▶ **STATED GOAL**
For the material that follows, list every line containing the word "color".

○ ○ ○

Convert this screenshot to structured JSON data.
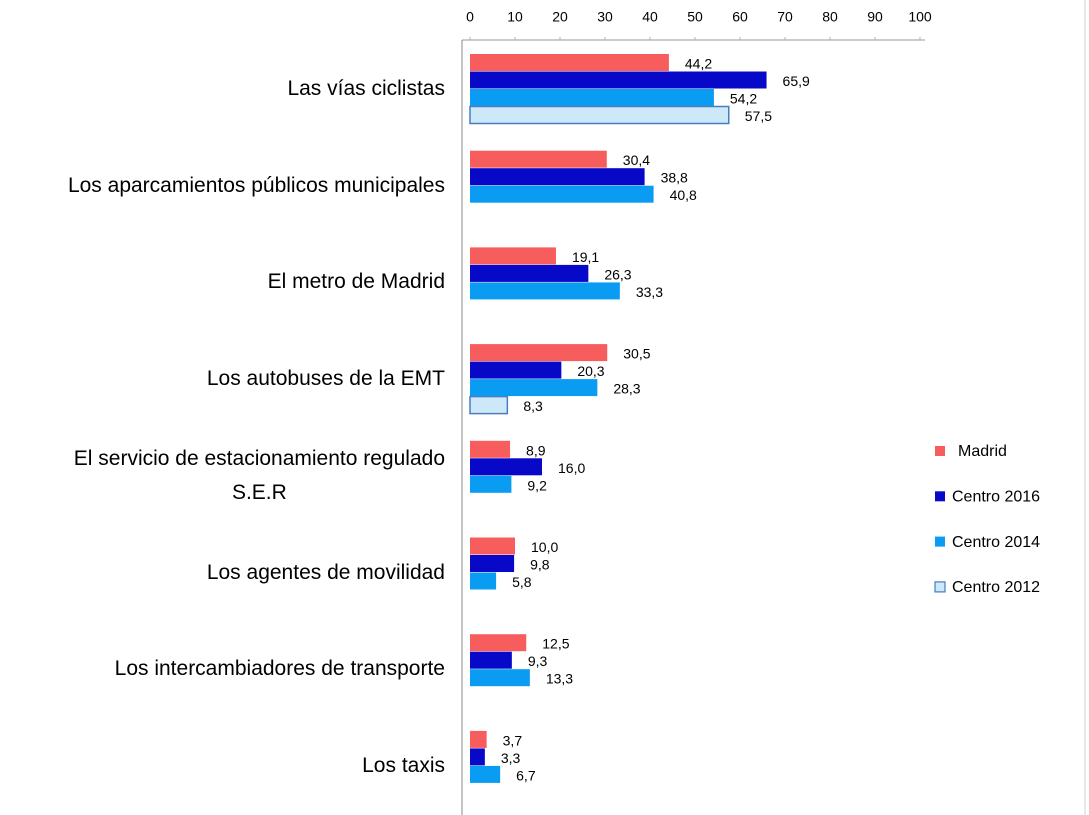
{
  "chart_data": {
    "type": "hbar",
    "categories": [
      "Las vías ciclistas",
      "Los aparcamientos públicos municipales",
      "El metro de Madrid",
      "Los autobuses de la  EMT",
      "El servicio de estacionamiento regulado\nS.E.R",
      "Los agentes de movilidad",
      "Los intercambiadores de transporte",
      "Los taxis"
    ],
    "series": [
      {
        "name": "Madrid",
        "color": "#f85d5d",
        "values": [
          44.2,
          30.4,
          19.1,
          30.5,
          8.9,
          10.0,
          12.5,
          3.7
        ],
        "value_labels": [
          "44,2",
          "30,4",
          "19,1",
          "30,5",
          "8,9",
          "10,0",
          "12,5",
          "3,7"
        ]
      },
      {
        "name": "Centro 2016",
        "color": "#0808c8",
        "values": [
          65.9,
          38.8,
          26.3,
          20.3,
          16.0,
          9.8,
          9.3,
          3.3
        ],
        "value_labels": [
          "65,9",
          "38,8",
          "26,3",
          "20,3",
          "16,0",
          "9,8",
          "9,3",
          "3,3"
        ]
      },
      {
        "name": "Centro 2014",
        "color": "#0a9cf2",
        "values": [
          54.2,
          40.8,
          33.3,
          28.3,
          9.2,
          5.8,
          13.3,
          6.7
        ],
        "value_labels": [
          "54,2",
          "40,8",
          "33,3",
          "28,3",
          "9,2",
          "5,8",
          "13,3",
          "6,7"
        ]
      },
      {
        "name": "Centro 2012",
        "color": "#cde9f9",
        "values": [
          57.5,
          null,
          null,
          8.3,
          null,
          null,
          null,
          null
        ],
        "value_labels": [
          "57,5",
          null,
          null,
          "8,3",
          null,
          null,
          null,
          null
        ]
      }
    ],
    "xlim": [
      0,
      100
    ],
    "xticks": [
      0,
      10,
      20,
      30,
      40,
      50,
      60,
      70,
      80,
      90,
      100
    ],
    "grid": false,
    "legend": "right"
  }
}
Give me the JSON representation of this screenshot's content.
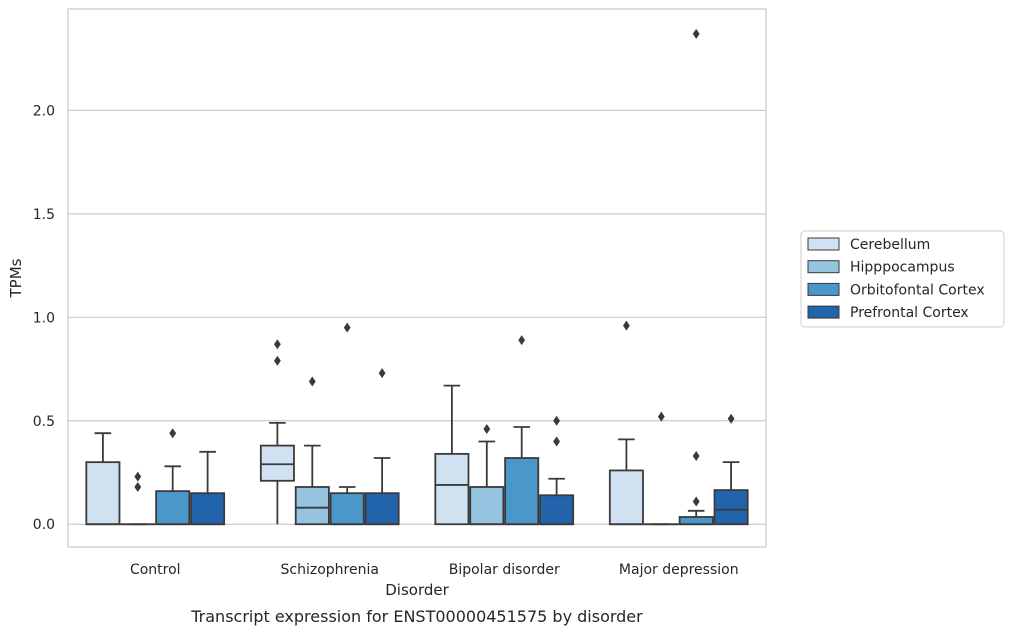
{
  "chart_data": {
    "type": "box",
    "title": "",
    "caption": "Transcript expression for ENST00000451575 by disorder",
    "xlabel": "Disorder",
    "ylabel": "TPMs",
    "ylim": [
      -0.11,
      2.49
    ],
    "yticks": [
      0.0,
      0.5,
      1.0,
      1.5,
      2.0
    ],
    "ytick_labels": [
      "0.0",
      "0.5",
      "1.0",
      "1.5",
      "2.0"
    ],
    "grid": "horizontal",
    "legend_position": "right",
    "categories": [
      "Control",
      "Schizophrenia",
      "Bipolar disorder",
      "Major depression"
    ],
    "series": [
      {
        "name": "Cerebellum",
        "color": "#d0e1f2",
        "boxes": [
          {
            "min": 0.0,
            "q1": 0.0,
            "median": 0.0,
            "q3": 0.3,
            "max": 0.44,
            "outliers": []
          },
          {
            "min": 0.0,
            "q1": 0.21,
            "median": 0.29,
            "q3": 0.38,
            "max": 0.49,
            "outliers": [
              0.79,
              0.87
            ]
          },
          {
            "min": 0.0,
            "q1": 0.0,
            "median": 0.19,
            "q3": 0.34,
            "max": 0.67,
            "outliers": []
          },
          {
            "min": 0.0,
            "q1": 0.0,
            "median": 0.0,
            "q3": 0.26,
            "max": 0.41,
            "outliers": [
              0.96
            ]
          }
        ]
      },
      {
        "name": "Hipppocampus",
        "color": "#94c4df",
        "boxes": [
          {
            "min": 0.0,
            "q1": 0.0,
            "median": 0.0,
            "q3": 0.0,
            "max": 0.0,
            "outliers": [
              0.18,
              0.23
            ]
          },
          {
            "min": 0.0,
            "q1": 0.0,
            "median": 0.08,
            "q3": 0.18,
            "max": 0.38,
            "outliers": [
              0.69
            ]
          },
          {
            "min": 0.0,
            "q1": 0.0,
            "median": 0.0,
            "q3": 0.18,
            "max": 0.4,
            "outliers": [
              0.46
            ]
          },
          {
            "min": 0.0,
            "q1": 0.0,
            "median": 0.0,
            "q3": 0.0,
            "max": 0.0,
            "outliers": [
              0.52
            ]
          }
        ]
      },
      {
        "name": "Orbitofontal Cortex",
        "color": "#4a98c9",
        "boxes": [
          {
            "min": 0.0,
            "q1": 0.0,
            "median": 0.0,
            "q3": 0.16,
            "max": 0.28,
            "outliers": [
              0.44
            ]
          },
          {
            "min": 0.0,
            "q1": 0.0,
            "median": 0.0,
            "q3": 0.15,
            "max": 0.18,
            "outliers": [
              0.95
            ]
          },
          {
            "min": 0.0,
            "q1": 0.0,
            "median": 0.0,
            "q3": 0.32,
            "max": 0.47,
            "outliers": [
              0.89
            ]
          },
          {
            "min": 0.0,
            "q1": 0.0,
            "median": 0.0,
            "q3": 0.035,
            "max": 0.065,
            "outliers": [
              0.11,
              0.33,
              2.37
            ]
          }
        ]
      },
      {
        "name": "Prefrontal Cortex",
        "color": "#2164ab",
        "boxes": [
          {
            "min": 0.0,
            "q1": 0.0,
            "median": 0.0,
            "q3": 0.15,
            "max": 0.35,
            "outliers": []
          },
          {
            "min": 0.0,
            "q1": 0.0,
            "median": 0.0,
            "q3": 0.15,
            "max": 0.32,
            "outliers": [
              0.73
            ]
          },
          {
            "min": 0.0,
            "q1": 0.0,
            "median": 0.0,
            "q3": 0.14,
            "max": 0.22,
            "outliers": [
              0.4,
              0.5
            ]
          },
          {
            "min": 0.0,
            "q1": 0.0,
            "median": 0.07,
            "q3": 0.165,
            "max": 0.3,
            "outliers": [
              0.51
            ]
          }
        ]
      }
    ]
  }
}
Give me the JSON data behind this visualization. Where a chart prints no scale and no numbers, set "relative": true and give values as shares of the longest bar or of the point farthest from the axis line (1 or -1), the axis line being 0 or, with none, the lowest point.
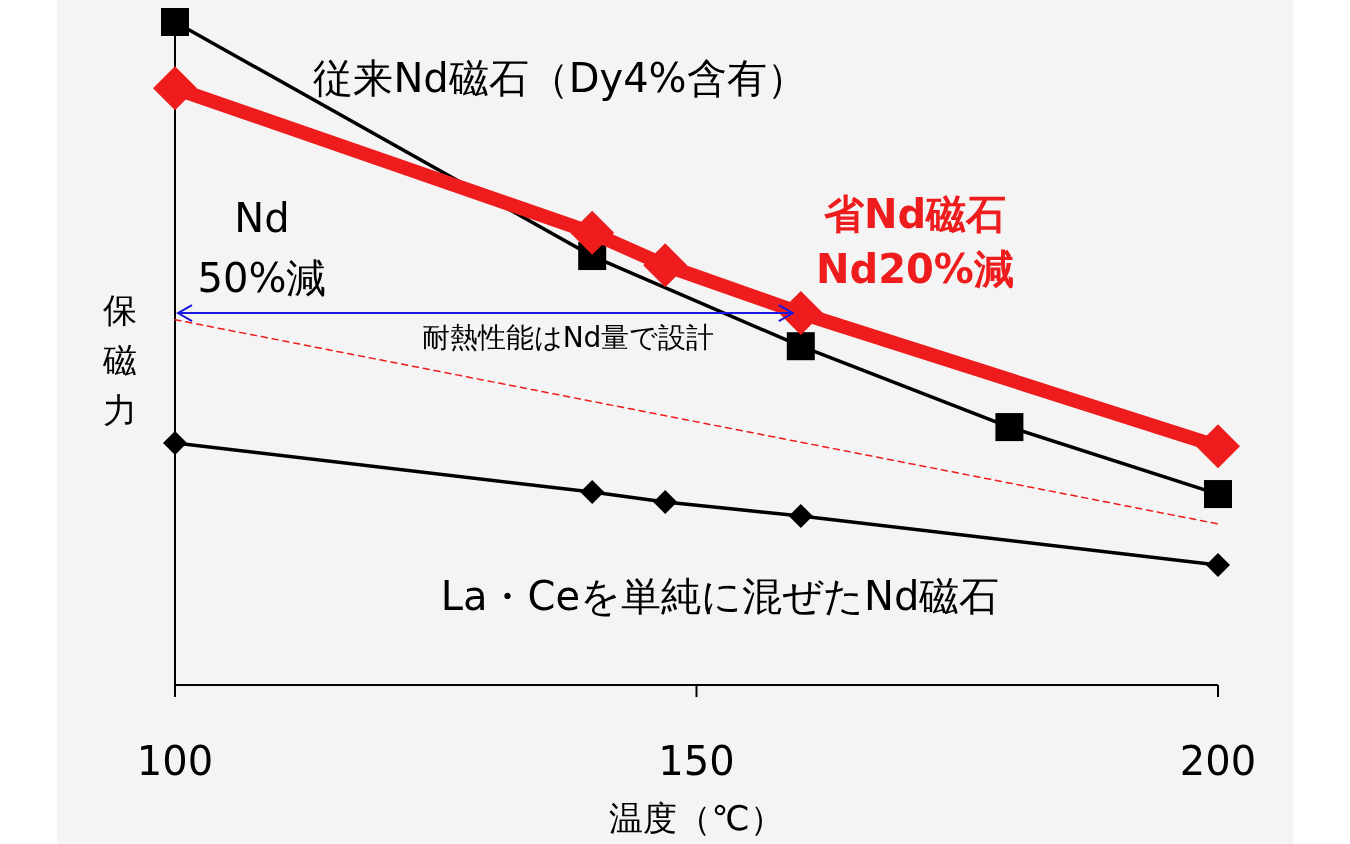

○ ○ ○

▶ **ANSWER BELOW**
        "color": "#f85d5d",
        "color": "#0808c8",
        "color": "#0a9cf2",
        "color": "#cde9f9",
        "color": "#d0e1f2",
        "color": "#94c4df",
        "color": "#4a98c9",
        "color": "#2164ab",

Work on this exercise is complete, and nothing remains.